+++ Dataset content

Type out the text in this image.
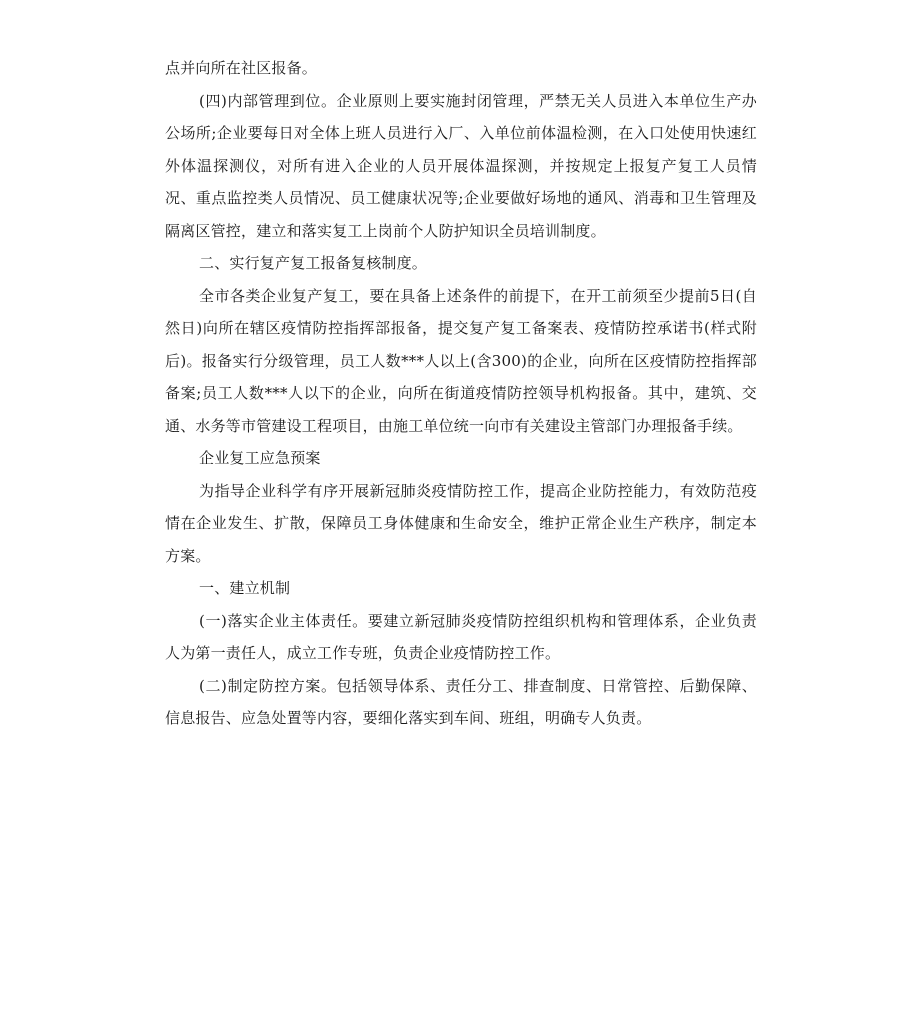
点并向所在社区报备。

(四)内部管理到位。企业原则上要实施封闭管理，严禁无关人员进入本单位生产办公场所;企业要每日对全体上班人员进行入厂、入单位前体温检测，在入口处使用快速红外体温探测仪，对所有进入企业的人员开展体温探测，并按规定上报复产复工人员情况、重点监控类人员情况、员工健康状况等;企业要做好场地的通风、消毒和卫生管理及隔离区管控，建立和落实复工上岗前个人防护知识全员培训制度。

二、实行复产复工报备复核制度。

全市各类企业复产复工，要在具备上述条件的前提下，在开工前须至少提前5日(自然日)向所在辖区疫情防控指挥部报备，提交复产复工备案表、疫情防控承诺书(样式附后)。报备实行分级管理，员工人数***人以上(含300)的企业，向所在区疫情防控指挥部备案;员工人数***人以下的企业，向所在街道疫情防控领导机构报备。其中，建筑、交通、水务等市管建设工程项目，由施工单位统一向市有关建设主管部门办理报备手续。

企业复工应急预案

为指导企业科学有序开展新冠肺炎疫情防控工作，提高企业防控能力，有效防范疫情在企业发生、扩散，保障员工身体健康和生命安全，维护正常企业生产秩序，制定本方案。

一、建立机制

(一)落实企业主体责任。要建立新冠肺炎疫情防控组织机构和管理体系，企业负责人为第一责任人，成立工作专班，负责企业疫情防控工作。

(二)制定防控方案。包括领导体系、责任分工、排查制度、日常管控、后勤保障、信息报告、应急处置等内容，要细化落实到车间、班组，明确专人负责。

++++++

Leave the pictures out and print the records above exactly as they stand.

## Solution to this problem
Type out the text in this image.
点并向所在社区报备。

(四)内部管理到位。企业原则上要实施封闭管理，严禁无关人员进入本单位生产办公场所;企业要每日对全体上班人员进行入厂、入单位前体温检测，在入口处使用快速红外体温探测仪，对所有进入企业的人员开展体温探测，并按规定上报复产复工人员情况、重点监控类人员情况、员工健康状况等;企业要做好场地的通风、消毒和卫生管理及隔离区管控，建立和落实复工上岗前个人防护知识全员培训制度。

二、实行复产复工报备复核制度。

全市各类企业复产复工，要在具备上述条件的前提下，在开工前须至少提前5日(自然日)向所在辖区疫情防控指挥部报备，提交复产复工备案表、疫情防控承诺书(样式附后)。报备实行分级管理，员工人数***人以上(含300)的企业，向所在区疫情防控指挥部备案;员工人数***人以下的企业，向所在街道疫情防控领导机构报备。其中，建筑、交通、水务等市管建设工程项目，由施工单位统一向市有关建设主管部门办理报备手续。

企业复工应急预案

为指导企业科学有序开展新冠肺炎疫情防控工作，提高企业防控能力，有效防范疫情在企业发生、扩散，保障员工身体健康和生命安全，维护正常企业生产秩序，制定本方案。

一、建立机制

(一)落实企业主体责任。要建立新冠肺炎疫情防控组织机构和管理体系，企业负责人为第一责任人，成立工作专班，负责企业疫情防控工作。

(二)制定防控方案。包括领导体系、责任分工、排查制度、日常管控、后勤保障、信息报告、应急处置等内容，要细化落实到车间、班组，明确专人负责。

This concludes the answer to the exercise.